**Exercise:** Copy the data word for word, keeping every line.

**Listing:**

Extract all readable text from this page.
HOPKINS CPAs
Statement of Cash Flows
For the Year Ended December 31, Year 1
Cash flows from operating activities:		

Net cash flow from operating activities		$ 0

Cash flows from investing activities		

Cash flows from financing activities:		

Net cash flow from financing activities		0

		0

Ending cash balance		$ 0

**Full output:**
Extract all readable text from this page.
HOPKINS CPAs
Statement of Cash Flows
For the Year Ended December 31, Year 1
Cash flows from operating activities:		

Net cash flow from operating activities		$ 0

Cash flows from investing activities		

Cash flows from financing activities:		

Net cash flow from financing activities		0

		0

Ending cash balance		$ 0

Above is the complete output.